▸ What you will do
All the data should come back exactly as it was given.

___ Rows

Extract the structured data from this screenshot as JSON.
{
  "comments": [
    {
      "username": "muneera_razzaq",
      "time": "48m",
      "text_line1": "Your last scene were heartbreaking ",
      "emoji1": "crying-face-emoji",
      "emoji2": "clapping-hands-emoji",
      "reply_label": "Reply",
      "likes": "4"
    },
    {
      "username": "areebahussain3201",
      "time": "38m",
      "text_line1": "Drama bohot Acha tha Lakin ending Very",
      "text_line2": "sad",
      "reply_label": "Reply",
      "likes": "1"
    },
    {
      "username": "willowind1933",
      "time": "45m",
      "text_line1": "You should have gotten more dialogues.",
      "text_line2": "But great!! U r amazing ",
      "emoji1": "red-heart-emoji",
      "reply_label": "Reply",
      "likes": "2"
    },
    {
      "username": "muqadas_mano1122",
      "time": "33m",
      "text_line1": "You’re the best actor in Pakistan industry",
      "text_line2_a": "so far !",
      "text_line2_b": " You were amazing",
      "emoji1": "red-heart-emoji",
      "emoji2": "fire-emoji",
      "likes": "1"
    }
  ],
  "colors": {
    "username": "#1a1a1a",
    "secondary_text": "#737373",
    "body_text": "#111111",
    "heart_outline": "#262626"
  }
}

______

▸ Output of the task
Extract the structured data from this screenshot as JSON.
{
  "comments": [
    {
      "username": "muneera_razzaq",
      "time": "48m",
      "text_line1": "Your last scene were heartbreaking ",
      "emoji1": "crying-face-emoji",
      "emoji2": "clapping-hands-emoji",
      "reply_label": "Reply",
      "likes": "4"
    },
    {
      "username": "areebahussain3201",
      "time": "38m",
      "text_line1": "Drama bohot Acha tha Lakin ending Very",
      "text_line2": "sad",
      "reply_label": "Reply",
      "likes": "1"
    },
    {
      "username": "willowind1933",
      "time": "45m",
      "text_line1": "You should have gotten more dialogues.",
      "text_line2": "But great!! U r amazing ",
      "emoji1": "red-heart-emoji",
      "reply_label": "Reply",
      "likes": "2"
    },
    {
      "username": "muqadas_mano1122",
      "time": "33m",
      "text_line1": "You’re the best actor in Pakistan industry",
      "text_line2_a": "so far !",
      "text_line2_b": " You were amazing",
      "emoji1": "red-heart-emoji",
      "emoji2": "fire-emoji",
      "likes": "1"
    }
  ],
  "colors": {
    "username": "#1a1a1a",
    "secondary_text": "#737373",
    "body_text": "#111111",
    "heart_outline": "#262626"
  }
}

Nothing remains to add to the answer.